Data to process:
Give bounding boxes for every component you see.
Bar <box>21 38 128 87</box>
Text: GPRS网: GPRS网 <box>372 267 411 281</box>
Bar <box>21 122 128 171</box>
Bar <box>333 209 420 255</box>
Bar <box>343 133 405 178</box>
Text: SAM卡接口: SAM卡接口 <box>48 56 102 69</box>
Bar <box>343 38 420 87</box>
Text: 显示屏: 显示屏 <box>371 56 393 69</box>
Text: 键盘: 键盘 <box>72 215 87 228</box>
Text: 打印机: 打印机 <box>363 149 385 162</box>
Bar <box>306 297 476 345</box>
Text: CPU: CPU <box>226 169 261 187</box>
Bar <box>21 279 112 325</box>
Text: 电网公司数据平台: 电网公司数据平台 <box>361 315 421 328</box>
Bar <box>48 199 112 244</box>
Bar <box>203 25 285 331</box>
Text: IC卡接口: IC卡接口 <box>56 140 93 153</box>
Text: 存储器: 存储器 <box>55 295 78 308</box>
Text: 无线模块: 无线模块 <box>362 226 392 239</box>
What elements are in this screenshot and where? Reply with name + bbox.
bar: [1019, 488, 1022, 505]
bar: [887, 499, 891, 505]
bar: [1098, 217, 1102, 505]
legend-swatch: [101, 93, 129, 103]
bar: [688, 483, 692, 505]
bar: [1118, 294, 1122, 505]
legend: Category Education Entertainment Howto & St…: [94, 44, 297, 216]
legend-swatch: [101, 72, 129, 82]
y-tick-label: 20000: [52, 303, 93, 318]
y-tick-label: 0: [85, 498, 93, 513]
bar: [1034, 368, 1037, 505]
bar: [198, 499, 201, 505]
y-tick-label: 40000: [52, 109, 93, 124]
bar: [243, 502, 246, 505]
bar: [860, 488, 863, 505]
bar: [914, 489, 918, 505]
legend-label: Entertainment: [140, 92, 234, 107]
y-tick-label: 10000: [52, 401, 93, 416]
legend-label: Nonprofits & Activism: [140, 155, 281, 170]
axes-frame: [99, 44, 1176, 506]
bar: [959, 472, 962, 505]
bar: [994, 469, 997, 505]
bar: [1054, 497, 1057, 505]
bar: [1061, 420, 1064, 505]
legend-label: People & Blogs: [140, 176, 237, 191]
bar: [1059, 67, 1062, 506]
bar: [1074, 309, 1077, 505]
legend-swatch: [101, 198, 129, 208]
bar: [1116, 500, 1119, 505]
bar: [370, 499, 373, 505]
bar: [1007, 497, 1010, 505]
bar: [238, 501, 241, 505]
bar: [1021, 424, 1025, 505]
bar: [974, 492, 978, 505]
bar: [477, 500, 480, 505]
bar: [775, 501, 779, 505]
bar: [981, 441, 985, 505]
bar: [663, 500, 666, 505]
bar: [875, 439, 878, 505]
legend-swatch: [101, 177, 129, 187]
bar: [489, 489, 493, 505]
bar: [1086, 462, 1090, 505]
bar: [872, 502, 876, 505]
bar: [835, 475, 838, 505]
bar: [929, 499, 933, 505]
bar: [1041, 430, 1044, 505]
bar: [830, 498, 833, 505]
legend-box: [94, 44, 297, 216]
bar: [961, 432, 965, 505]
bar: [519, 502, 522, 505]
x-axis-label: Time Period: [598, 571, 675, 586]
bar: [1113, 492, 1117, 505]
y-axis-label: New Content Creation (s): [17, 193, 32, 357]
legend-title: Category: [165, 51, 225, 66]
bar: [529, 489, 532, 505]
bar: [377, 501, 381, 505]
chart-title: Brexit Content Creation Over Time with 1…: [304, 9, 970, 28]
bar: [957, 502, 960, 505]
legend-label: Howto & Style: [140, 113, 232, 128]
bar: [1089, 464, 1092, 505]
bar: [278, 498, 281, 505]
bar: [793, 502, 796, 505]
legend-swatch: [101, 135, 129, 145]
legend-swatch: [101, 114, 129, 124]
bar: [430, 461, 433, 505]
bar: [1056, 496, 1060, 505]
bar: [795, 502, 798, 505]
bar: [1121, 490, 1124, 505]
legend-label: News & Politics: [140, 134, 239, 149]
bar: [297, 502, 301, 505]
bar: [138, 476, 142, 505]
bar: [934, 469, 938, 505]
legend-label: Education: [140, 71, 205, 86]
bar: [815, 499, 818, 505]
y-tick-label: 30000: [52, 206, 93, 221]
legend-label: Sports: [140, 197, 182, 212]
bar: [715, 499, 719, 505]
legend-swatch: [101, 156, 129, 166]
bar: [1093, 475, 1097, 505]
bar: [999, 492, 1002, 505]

Task to carry out: Update the entries above by changing every "screenshot" to "image" and leaving everything else as it is.

The reply:
Give bounding boxes for every component you see.
Bar <box>21 38 128 87</box>
Text: GPRS网: GPRS网 <box>372 267 411 281</box>
Bar <box>21 122 128 171</box>
Bar <box>333 209 420 255</box>
Bar <box>343 133 405 178</box>
Text: SAM卡接口: SAM卡接口 <box>48 56 102 69</box>
Bar <box>343 38 420 87</box>
Text: 显示屏: 显示屏 <box>371 56 393 69</box>
Text: 键盘: 键盘 <box>72 215 87 228</box>
Text: 打印机: 打印机 <box>363 149 385 162</box>
Bar <box>306 297 476 345</box>
Text: CPU: CPU <box>226 169 261 187</box>
Bar <box>21 279 112 325</box>
Text: 电网公司数据平台: 电网公司数据平台 <box>361 315 421 328</box>
Bar <box>48 199 112 244</box>
Bar <box>203 25 285 331</box>
Text: IC卡接口: IC卡接口 <box>56 140 93 153</box>
Text: 存储器: 存储器 <box>55 295 78 308</box>
Text: 无线模块: 无线模块 <box>362 226 392 239</box>
What elements are in this image and where? Reply with name + bbox.
bar: [1019, 488, 1022, 505]
bar: [887, 499, 891, 505]
bar: [1098, 217, 1102, 505]
legend-swatch: [101, 93, 129, 103]
bar: [688, 483, 692, 505]
bar: [1118, 294, 1122, 505]
legend: Category Education Entertainment Howto & St…: [94, 44, 297, 216]
legend-swatch: [101, 72, 129, 82]
y-tick-label: 20000: [52, 303, 93, 318]
y-tick-label: 0: [85, 498, 93, 513]
bar: [1034, 368, 1037, 505]
bar: [198, 499, 201, 505]
y-tick-label: 40000: [52, 109, 93, 124]
bar: [243, 502, 246, 505]
bar: [860, 488, 863, 505]
bar: [914, 489, 918, 505]
legend-label: Entertainment: [140, 92, 234, 107]
y-tick-label: 10000: [52, 401, 93, 416]
legend-label: Nonprofits & Activism: [140, 155, 281, 170]
axes-frame: [99, 44, 1176, 506]
bar: [959, 472, 962, 505]
bar: [994, 469, 997, 505]
bar: [1054, 497, 1057, 505]
bar: [1061, 420, 1064, 505]
legend-label: People & Blogs: [140, 176, 237, 191]
bar: [1059, 67, 1062, 506]
bar: [1074, 309, 1077, 505]
legend-swatch: [101, 198, 129, 208]
bar: [1116, 500, 1119, 505]
bar: [370, 499, 373, 505]
bar: [1007, 497, 1010, 505]
bar: [238, 501, 241, 505]
bar: [1021, 424, 1025, 505]
bar: [974, 492, 978, 505]
bar: [477, 500, 480, 505]
bar: [775, 501, 779, 505]
bar: [981, 441, 985, 505]
bar: [663, 500, 666, 505]
bar: [875, 439, 878, 505]
legend-swatch: [101, 177, 129, 187]
bar: [489, 489, 493, 505]
bar: [1086, 462, 1090, 505]
bar: [872, 502, 876, 505]
bar: [835, 475, 838, 505]
bar: [929, 499, 933, 505]
bar: [1041, 430, 1044, 505]
bar: [830, 498, 833, 505]
legend-box: [94, 44, 297, 216]
bar: [961, 432, 965, 505]
bar: [519, 502, 522, 505]
x-axis-label: Time Period: [598, 571, 675, 586]
bar: [1113, 492, 1117, 505]
y-axis-label: New Content Creation (s): [17, 193, 32, 357]
legend-title: Category: [165, 51, 225, 66]
bar: [529, 489, 532, 505]
bar: [377, 501, 381, 505]
chart-title: Brexit Content Creation Over Time with 1…: [304, 9, 970, 28]
bar: [957, 502, 960, 505]
legend-label: Howto & Style: [140, 113, 232, 128]
bar: [1089, 464, 1092, 505]
bar: [278, 498, 281, 505]
bar: [793, 502, 796, 505]
legend-swatch: [101, 135, 129, 145]
legend-swatch: [101, 114, 129, 124]
bar: [430, 461, 433, 505]
bar: [1056, 496, 1060, 505]
bar: [795, 502, 798, 505]
bar: [1121, 490, 1124, 505]
legend-label: News & Politics: [140, 134, 239, 149]
bar: [297, 502, 301, 505]
bar: [138, 476, 142, 505]
bar: [934, 469, 938, 505]
legend-label: Education: [140, 71, 205, 86]
bar: [815, 499, 818, 505]
y-tick-label: 30000: [52, 206, 93, 221]
legend-label: Sports: [140, 197, 182, 212]
bar: [715, 499, 719, 505]
legend-swatch: [101, 156, 129, 166]
bar: [1093, 475, 1097, 505]
bar: [999, 492, 1002, 505]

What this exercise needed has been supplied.